_Short exercise:_
Word for word, repeat the entries, minus the pictures.

_Records to use:_
§ §
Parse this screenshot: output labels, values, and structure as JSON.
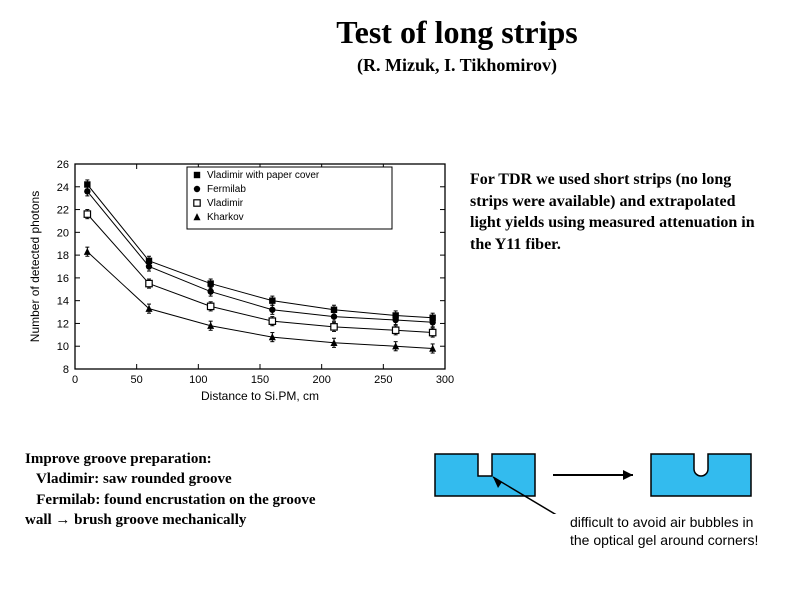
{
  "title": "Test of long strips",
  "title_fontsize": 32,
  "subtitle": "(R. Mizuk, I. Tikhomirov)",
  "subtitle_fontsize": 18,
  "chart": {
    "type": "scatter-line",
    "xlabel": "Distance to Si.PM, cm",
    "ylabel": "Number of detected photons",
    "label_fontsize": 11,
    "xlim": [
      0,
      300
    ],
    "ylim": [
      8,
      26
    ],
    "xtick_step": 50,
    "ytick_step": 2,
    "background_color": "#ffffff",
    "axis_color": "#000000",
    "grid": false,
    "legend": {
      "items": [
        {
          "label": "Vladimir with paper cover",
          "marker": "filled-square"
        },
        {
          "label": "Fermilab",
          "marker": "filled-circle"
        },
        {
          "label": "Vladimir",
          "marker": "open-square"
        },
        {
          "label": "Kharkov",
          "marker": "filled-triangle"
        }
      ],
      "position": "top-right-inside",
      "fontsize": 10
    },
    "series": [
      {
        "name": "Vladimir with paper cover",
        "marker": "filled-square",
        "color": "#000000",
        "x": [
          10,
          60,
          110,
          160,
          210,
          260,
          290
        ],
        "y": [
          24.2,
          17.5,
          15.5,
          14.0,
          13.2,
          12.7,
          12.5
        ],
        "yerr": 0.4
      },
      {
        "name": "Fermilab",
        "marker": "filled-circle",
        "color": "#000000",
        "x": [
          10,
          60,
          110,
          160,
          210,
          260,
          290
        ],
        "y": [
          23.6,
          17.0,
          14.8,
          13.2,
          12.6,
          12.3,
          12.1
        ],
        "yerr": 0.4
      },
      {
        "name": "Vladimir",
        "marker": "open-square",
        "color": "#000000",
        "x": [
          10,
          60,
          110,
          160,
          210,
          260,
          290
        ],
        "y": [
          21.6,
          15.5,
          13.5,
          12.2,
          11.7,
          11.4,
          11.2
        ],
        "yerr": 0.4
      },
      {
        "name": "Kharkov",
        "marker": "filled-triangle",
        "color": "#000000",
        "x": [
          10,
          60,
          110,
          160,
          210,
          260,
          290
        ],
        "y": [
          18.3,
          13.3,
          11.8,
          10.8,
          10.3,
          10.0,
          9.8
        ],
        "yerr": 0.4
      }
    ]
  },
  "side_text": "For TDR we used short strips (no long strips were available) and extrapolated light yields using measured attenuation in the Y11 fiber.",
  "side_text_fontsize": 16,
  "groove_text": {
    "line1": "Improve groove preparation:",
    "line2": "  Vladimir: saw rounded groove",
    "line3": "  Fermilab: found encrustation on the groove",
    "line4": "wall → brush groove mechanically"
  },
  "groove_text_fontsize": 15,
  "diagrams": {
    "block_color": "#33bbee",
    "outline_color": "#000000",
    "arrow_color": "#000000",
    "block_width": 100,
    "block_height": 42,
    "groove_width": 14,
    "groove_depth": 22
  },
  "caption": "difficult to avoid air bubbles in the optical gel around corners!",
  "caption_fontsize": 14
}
§ §
_Response to this task:_
Parse this screenshot: output labels, values, and structure as JSON.
{
  "title": "Test of long strips",
  "title_fontsize": 32,
  "subtitle": "(R. Mizuk, I. Tikhomirov)",
  "subtitle_fontsize": 18,
  "chart": {
    "type": "scatter-line",
    "xlabel": "Distance to Si.PM, cm",
    "ylabel": "Number of detected photons",
    "label_fontsize": 11,
    "xlim": [
      0,
      300
    ],
    "ylim": [
      8,
      26
    ],
    "xtick_step": 50,
    "ytick_step": 2,
    "background_color": "#ffffff",
    "axis_color": "#000000",
    "grid": false,
    "legend": {
      "items": [
        {
          "label": "Vladimir with paper cover",
          "marker": "filled-square"
        },
        {
          "label": "Fermilab",
          "marker": "filled-circle"
        },
        {
          "label": "Vladimir",
          "marker": "open-square"
        },
        {
          "label": "Kharkov",
          "marker": "filled-triangle"
        }
      ],
      "position": "top-right-inside",
      "fontsize": 10
    },
    "series": [
      {
        "name": "Vladimir with paper cover",
        "marker": "filled-square",
        "color": "#000000",
        "x": [
          10,
          60,
          110,
          160,
          210,
          260,
          290
        ],
        "y": [
          24.2,
          17.5,
          15.5,
          14.0,
          13.2,
          12.7,
          12.5
        ],
        "yerr": 0.4
      },
      {
        "name": "Fermilab",
        "marker": "filled-circle",
        "color": "#000000",
        "x": [
          10,
          60,
          110,
          160,
          210,
          260,
          290
        ],
        "y": [
          23.6,
          17.0,
          14.8,
          13.2,
          12.6,
          12.3,
          12.1
        ],
        "yerr": 0.4
      },
      {
        "name": "Vladimir",
        "marker": "open-square",
        "color": "#000000",
        "x": [
          10,
          60,
          110,
          160,
          210,
          260,
          290
        ],
        "y": [
          21.6,
          15.5,
          13.5,
          12.2,
          11.7,
          11.4,
          11.2
        ],
        "yerr": 0.4
      },
      {
        "name": "Kharkov",
        "marker": "filled-triangle",
        "color": "#000000",
        "x": [
          10,
          60,
          110,
          160,
          210,
          260,
          290
        ],
        "y": [
          18.3,
          13.3,
          11.8,
          10.8,
          10.3,
          10.0,
          9.8
        ],
        "yerr": 0.4
      }
    ]
  },
  "side_text": "For TDR we used short strips (no long strips were available) and extrapolated light yields using measured attenuation in the Y11 fiber.",
  "side_text_fontsize": 16,
  "groove_text": {
    "line1": "Improve groove preparation:",
    "line2": "  Vladimir: saw rounded groove",
    "line3": "  Fermilab: found encrustation on the groove",
    "line4": "wall → brush groove mechanically"
  },
  "groove_text_fontsize": 15,
  "diagrams": {
    "block_color": "#33bbee",
    "outline_color": "#000000",
    "arrow_color": "#000000",
    "block_width": 100,
    "block_height": 42,
    "groove_width": 14,
    "groove_depth": 22
  },
  "caption": "difficult to avoid air bubbles in the optical gel around corners!",
  "caption_fontsize": 14
}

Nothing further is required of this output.